── TASK INPUTS
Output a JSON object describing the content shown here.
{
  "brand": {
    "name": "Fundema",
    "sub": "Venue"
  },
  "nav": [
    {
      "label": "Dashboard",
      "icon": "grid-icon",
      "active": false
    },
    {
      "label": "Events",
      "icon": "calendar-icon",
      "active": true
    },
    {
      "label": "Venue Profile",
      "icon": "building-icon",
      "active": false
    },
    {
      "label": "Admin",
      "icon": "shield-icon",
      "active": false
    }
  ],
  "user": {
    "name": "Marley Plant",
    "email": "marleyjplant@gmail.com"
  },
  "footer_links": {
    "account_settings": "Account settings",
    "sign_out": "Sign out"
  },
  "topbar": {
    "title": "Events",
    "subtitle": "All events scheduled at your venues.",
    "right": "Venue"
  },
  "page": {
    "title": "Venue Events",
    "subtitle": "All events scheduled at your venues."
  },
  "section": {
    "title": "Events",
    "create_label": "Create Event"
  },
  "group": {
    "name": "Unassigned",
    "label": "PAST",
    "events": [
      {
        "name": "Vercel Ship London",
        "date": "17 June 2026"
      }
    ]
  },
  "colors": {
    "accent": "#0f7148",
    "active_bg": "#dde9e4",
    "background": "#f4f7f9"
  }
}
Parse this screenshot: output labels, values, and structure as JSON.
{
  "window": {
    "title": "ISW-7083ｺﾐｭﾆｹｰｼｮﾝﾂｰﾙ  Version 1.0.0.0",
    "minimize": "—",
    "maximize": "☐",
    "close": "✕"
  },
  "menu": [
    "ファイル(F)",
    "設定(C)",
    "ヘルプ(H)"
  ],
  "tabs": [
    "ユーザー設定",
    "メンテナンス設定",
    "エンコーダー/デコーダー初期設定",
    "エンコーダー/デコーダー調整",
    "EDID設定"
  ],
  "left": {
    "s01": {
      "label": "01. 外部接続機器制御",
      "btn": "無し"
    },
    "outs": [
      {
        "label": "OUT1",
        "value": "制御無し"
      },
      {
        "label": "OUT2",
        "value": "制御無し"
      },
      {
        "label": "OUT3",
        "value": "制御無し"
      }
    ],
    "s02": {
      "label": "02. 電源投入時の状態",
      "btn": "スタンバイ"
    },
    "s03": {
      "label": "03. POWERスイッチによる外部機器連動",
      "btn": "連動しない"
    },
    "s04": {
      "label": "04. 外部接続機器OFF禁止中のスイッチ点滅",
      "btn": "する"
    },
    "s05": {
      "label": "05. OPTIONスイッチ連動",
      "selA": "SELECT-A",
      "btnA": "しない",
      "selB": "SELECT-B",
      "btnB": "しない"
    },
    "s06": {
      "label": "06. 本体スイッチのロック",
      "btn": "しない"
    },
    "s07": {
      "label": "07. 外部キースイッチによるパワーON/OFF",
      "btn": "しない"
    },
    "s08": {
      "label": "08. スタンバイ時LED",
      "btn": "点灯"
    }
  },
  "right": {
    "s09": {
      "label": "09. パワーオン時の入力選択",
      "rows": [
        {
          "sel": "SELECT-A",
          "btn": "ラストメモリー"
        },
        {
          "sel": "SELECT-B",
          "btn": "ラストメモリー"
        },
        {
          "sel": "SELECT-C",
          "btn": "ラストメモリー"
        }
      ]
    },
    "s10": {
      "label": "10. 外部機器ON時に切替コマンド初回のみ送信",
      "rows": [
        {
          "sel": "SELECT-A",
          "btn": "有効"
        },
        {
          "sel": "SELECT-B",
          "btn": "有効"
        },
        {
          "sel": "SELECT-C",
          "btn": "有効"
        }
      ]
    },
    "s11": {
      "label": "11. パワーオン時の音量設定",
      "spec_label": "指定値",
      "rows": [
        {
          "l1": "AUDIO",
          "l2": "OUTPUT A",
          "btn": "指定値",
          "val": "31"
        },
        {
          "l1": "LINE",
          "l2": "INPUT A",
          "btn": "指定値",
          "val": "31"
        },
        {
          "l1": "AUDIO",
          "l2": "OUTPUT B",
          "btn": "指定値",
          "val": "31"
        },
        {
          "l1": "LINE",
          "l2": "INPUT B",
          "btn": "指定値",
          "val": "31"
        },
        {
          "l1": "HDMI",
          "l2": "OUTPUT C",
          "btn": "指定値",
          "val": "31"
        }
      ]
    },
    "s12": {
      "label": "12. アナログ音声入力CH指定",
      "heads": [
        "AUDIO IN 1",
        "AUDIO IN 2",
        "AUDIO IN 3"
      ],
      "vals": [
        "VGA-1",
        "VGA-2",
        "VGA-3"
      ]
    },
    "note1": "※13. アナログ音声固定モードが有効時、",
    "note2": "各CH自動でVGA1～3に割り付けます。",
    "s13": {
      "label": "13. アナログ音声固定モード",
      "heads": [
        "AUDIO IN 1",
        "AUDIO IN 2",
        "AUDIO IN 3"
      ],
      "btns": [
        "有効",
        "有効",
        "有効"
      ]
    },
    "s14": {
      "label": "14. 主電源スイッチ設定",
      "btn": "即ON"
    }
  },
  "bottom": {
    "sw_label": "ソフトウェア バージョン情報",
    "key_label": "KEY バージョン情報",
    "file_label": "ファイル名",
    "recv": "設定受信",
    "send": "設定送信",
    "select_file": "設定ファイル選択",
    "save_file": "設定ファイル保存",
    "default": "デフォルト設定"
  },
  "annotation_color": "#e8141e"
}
────
Each line in the material either holds the string "バージョン情報" or does not. State how many do, and nothing else.

** RESPONSE TO THIS EXERCISE **
2